Texto de origem:
Quando a transmissão da Ferrari de Mansell, líder absoluto, quebrou de forma patética após uma parada para troca de pneus, a dobradinha caiu no colo da dupla da Benetton. Com a categoria que Deus lhe deu, Piquet administrou. Com igual maestria, Moreno comboiou. E muita gente – eu, inclusive – se emocionou e chorou.

https://www.youtube.com/watch?v=I7gUffZ_I6U

Uma história de bastidores dessa transmissão: Reginaldo Leme fez a viagem para a Suzuka para a transmissão e Galvão Bueno, já estremecido nas relações com o velho parceiro, narrou de off-tube aqui no Brasil. Com Reginaldo tecendo loas (e quem não teceria?) à vitória de Nelson Piquet em dobradinha com Pupo Moreno – praticamente se esquecendo que Senna fora bicampeão – Galvão se emputeceu, deu piti (o livro “Ayrton Senna, o herói revelado”, de Ernesto Rodrigues, conta muito bem essa história), mas narrou o pódio após dizer peremptoriamente a gente da própria Globo que não o faria.

Só sei que aquela madrugada de sábado para domingo foi um momento inesquecível. Inspirado, feliz e aliviado por quebrar um longo jejum e calar a boca dos que o tinham como morto e enterrado para a F1, Piquet foi o velho moleque de sempre ao chegar na coletiva de imprensa e disparar, todo faceiro.

“Muito prazer. Meu nome é Nelson Piquet.”

Comentários

  • Grande Rodrigo!

    O tempo passa rápido. Eu como você, ainda um jovem promissor, lembro dos detalhes desta corrida, realmente emocionante e cheia de significados como você mesmo escreveu. Antes da corrida eu analisei a tabela do campeonato e pensei: se o Piquet ganhar em Suzuka e na Austrália ele teria uma chance de ultrapassar o Berger na tabela do campeonato e ser o terceiro na classificação (com 43 pontos se não me falha a memória).

    E não é que a minha fantasia adolescente se realizou com a linda vitória do mestre Piquet, na 500a corrida da história da F1 na saudosa Adelaide.

    ABRAÇO! Obrigado pela lembrança!

  • Piquet chegou à coletiva de imprensa naquele dia e sua primeira frase foi: “muito prazer, meu nome é Nélson Piquet.”. Mais Nélson impossível.

    Vale lembrar que Reginaldo Leme nos comentários perto do final da prova deu uma estocada em Senna dizendo que Piquet “era o verdadeiro esportista brasileiro”. Azedou ali.

  • Acho que se o Piquet abrisse para o Moreno passar não seria tão bonito como foi, aconteceu como tinha que ser, uma série de coincidências e estar no lugar certo, na hora certa, o Moreno estava na fábrica da Benetton para ajudar o projetista e veio a notícia do acidente do Nanini, coisas de Deus mesmo.

Exercício breve 1:
Transcreva o trecho do texto sobre a vitória de Piquet em Suzuka, começando em "ABRAÇO! Obrigado pela" e seguindo até "Mais Nélson impossível.".
Exercício breve 2:
Prolongue o texto sobre a vitória de Piquet em Suzuka a partir do ponto em que ele termina.
As linhas seguintes vêm de uma fonte diferente da do texto.

Dados extraídos:
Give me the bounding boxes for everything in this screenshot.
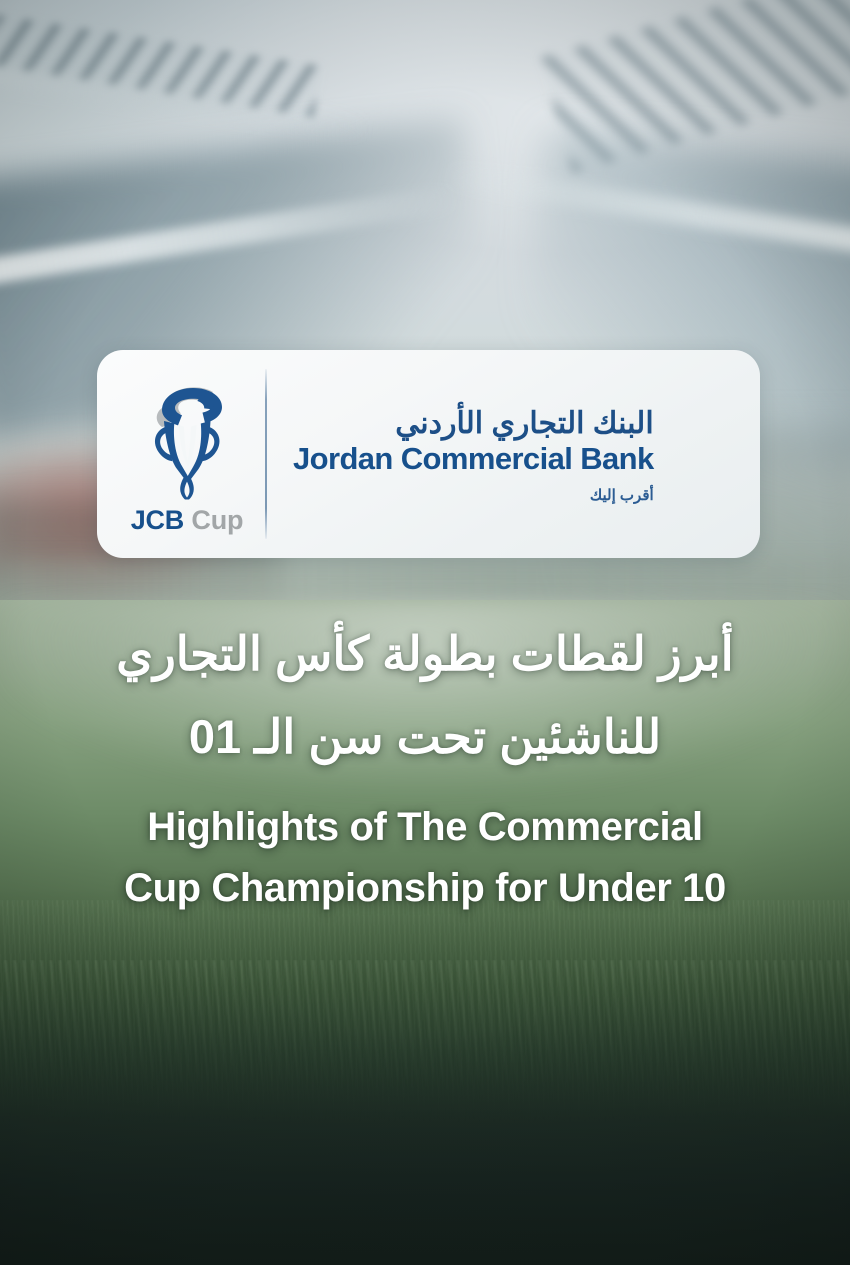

Resultado 1:
ABRAÇO! Obrigado pela lembrança!

  • Piquet chegou à coletiva de imprensa naquele dia e sua primeira frase foi: “muito prazer, meu nome é Nélson Piquet.”. Mais Nélson impossível.

Resultado 2:
  • Uma corrida inesquecível não só para nós, brasileiros, mas também para os japoneses. Esta foi a primeira vez em que um piloto nipônico subiu ao pódio, com Aguri Suzuki levando a Larrousse a um incrível 3º lugar, à frente das Williams de Riccardo Patrese e Thierry Boutsen. Para completar a festa local, o outro piloto da casa, Satoru Nakajima, chegou em 6º com sua Tyrrell.

  • Prezado Rodrigo Mattar: Respeito e muito suas opiniões acerca de todos os comentários que o Sr. delibera sobre as categorias do automobilismo. Para mim, és uma referência no Endurance.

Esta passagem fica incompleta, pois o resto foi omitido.